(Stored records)
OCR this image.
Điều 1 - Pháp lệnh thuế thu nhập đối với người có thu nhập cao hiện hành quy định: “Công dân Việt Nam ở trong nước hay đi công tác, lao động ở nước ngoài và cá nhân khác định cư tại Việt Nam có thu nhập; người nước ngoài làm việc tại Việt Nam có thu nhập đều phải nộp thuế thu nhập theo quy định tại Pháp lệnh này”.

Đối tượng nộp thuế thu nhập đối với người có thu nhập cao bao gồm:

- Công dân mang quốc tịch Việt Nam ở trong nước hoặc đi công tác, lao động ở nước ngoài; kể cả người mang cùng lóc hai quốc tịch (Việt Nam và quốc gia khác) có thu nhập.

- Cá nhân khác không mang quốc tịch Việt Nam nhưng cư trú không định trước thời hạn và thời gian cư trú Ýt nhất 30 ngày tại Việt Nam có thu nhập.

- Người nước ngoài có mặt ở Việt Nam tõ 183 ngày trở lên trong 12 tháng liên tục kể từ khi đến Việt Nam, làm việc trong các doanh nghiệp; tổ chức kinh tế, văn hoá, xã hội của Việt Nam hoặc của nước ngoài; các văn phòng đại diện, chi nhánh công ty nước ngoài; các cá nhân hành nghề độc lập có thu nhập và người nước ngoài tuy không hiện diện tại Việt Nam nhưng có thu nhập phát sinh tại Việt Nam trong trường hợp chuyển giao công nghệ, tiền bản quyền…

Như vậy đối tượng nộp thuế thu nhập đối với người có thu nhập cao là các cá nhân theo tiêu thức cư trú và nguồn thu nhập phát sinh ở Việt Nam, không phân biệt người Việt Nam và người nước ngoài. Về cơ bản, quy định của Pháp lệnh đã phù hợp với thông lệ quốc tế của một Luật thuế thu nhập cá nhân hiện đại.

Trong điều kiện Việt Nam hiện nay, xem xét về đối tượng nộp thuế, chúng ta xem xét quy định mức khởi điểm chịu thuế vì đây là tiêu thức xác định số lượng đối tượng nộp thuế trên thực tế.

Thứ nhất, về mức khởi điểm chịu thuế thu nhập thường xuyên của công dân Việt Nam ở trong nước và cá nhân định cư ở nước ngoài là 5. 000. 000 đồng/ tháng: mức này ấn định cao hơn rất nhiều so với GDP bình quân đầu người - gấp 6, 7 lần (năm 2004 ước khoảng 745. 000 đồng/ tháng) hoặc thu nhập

==

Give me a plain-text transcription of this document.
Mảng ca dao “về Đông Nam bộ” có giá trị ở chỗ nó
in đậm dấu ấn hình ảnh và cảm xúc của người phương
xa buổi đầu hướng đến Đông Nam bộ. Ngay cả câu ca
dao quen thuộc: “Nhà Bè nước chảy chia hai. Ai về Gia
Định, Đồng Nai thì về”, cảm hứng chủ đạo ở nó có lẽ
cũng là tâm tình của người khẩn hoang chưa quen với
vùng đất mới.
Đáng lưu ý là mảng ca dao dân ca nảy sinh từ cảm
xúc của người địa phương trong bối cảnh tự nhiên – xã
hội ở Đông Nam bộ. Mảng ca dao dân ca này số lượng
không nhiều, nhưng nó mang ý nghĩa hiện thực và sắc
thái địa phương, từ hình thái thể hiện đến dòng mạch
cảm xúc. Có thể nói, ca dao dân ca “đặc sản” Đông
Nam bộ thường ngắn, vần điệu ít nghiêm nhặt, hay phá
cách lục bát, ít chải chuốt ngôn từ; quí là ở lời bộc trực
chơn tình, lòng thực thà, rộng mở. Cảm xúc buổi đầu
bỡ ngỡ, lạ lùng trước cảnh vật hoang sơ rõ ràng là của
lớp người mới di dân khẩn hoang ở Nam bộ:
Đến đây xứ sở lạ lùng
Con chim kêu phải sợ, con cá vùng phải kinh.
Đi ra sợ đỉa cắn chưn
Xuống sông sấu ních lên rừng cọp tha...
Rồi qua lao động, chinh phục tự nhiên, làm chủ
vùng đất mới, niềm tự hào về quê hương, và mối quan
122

▸ REQUIREMENT
Copy every line of the listing containing the string "this".

▸ TASK OUTPUT
OCR this image.
Give me a plain-text transcription of this document.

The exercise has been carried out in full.